The request:
Wherever the word "title" appears in the entries, copy the whole line.

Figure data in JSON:
* START *

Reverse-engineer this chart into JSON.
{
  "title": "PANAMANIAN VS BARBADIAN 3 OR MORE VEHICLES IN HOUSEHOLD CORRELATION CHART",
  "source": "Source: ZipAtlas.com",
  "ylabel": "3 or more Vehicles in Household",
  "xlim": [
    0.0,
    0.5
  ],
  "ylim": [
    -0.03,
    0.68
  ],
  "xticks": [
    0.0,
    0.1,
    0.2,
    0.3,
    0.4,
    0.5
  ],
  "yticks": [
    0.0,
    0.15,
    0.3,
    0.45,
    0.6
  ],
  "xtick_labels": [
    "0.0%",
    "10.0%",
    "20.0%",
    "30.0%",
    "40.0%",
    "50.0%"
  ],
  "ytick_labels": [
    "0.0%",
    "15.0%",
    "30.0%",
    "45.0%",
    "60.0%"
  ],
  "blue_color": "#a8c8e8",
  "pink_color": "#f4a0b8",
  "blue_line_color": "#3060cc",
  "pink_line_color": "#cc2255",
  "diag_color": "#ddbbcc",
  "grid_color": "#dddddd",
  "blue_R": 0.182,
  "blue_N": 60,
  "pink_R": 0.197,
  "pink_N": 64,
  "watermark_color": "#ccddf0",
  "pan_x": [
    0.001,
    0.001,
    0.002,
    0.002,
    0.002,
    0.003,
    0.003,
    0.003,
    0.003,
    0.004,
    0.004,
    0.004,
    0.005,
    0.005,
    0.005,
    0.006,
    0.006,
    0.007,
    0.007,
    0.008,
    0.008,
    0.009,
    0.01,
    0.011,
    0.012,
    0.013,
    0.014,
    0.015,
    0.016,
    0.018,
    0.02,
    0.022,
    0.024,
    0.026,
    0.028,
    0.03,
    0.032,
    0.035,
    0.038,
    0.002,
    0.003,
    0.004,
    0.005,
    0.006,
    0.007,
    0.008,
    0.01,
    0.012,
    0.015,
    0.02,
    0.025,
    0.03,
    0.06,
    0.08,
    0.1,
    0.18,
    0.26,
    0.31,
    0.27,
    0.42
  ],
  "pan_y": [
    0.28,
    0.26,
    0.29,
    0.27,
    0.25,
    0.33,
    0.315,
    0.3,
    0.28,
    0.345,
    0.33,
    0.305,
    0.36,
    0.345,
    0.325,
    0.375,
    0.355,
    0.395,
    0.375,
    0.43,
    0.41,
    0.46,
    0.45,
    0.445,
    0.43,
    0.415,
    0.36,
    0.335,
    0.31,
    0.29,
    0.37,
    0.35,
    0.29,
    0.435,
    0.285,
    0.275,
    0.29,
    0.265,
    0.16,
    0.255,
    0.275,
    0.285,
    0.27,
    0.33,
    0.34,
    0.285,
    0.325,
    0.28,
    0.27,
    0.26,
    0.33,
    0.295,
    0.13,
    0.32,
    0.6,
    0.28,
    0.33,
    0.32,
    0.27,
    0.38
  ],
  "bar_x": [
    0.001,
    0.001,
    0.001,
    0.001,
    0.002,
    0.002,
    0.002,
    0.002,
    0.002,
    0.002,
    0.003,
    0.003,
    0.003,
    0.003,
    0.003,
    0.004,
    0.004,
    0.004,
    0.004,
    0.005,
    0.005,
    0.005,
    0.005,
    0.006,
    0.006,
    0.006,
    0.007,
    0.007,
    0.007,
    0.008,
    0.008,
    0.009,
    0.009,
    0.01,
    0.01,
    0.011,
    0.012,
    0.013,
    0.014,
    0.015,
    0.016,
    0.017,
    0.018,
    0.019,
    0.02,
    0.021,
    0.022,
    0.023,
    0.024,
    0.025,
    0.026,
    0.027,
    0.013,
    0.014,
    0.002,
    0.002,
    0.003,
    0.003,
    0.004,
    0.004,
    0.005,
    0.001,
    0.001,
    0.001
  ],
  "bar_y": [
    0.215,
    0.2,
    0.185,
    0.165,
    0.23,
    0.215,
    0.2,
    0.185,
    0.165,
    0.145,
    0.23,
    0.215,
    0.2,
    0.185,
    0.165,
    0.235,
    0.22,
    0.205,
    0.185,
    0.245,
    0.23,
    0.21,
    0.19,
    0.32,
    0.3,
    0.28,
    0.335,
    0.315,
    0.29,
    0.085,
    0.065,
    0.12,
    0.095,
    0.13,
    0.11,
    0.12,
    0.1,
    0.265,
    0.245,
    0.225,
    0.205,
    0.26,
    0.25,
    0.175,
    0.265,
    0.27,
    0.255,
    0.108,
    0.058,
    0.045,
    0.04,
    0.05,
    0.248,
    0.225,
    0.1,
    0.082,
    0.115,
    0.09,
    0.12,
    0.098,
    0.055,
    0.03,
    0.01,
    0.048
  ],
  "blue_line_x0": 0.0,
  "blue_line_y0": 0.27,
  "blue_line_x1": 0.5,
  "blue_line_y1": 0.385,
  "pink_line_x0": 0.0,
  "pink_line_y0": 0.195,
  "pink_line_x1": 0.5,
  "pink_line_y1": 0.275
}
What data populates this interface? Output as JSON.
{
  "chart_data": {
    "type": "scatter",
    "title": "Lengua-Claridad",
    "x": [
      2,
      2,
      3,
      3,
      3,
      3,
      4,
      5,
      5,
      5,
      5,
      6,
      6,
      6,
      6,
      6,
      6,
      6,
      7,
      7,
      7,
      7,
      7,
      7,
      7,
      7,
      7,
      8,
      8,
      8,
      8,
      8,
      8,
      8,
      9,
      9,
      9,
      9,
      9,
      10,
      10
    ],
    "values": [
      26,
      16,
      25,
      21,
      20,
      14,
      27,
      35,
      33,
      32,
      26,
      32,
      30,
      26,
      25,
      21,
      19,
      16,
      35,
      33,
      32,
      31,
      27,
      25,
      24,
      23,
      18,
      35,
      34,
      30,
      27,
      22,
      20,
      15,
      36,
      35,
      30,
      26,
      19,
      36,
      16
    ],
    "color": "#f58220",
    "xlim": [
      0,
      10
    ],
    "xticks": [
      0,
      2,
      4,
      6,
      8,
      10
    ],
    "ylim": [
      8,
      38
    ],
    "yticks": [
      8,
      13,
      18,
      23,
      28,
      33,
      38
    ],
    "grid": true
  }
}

* END *

Output:
  "title": "PANAMANIAN VS BARBADIAN 3 OR MORE VEHICLES IN HOUSEHOLD CORRELATION CHART",
    "title": "Lengua-Claridad",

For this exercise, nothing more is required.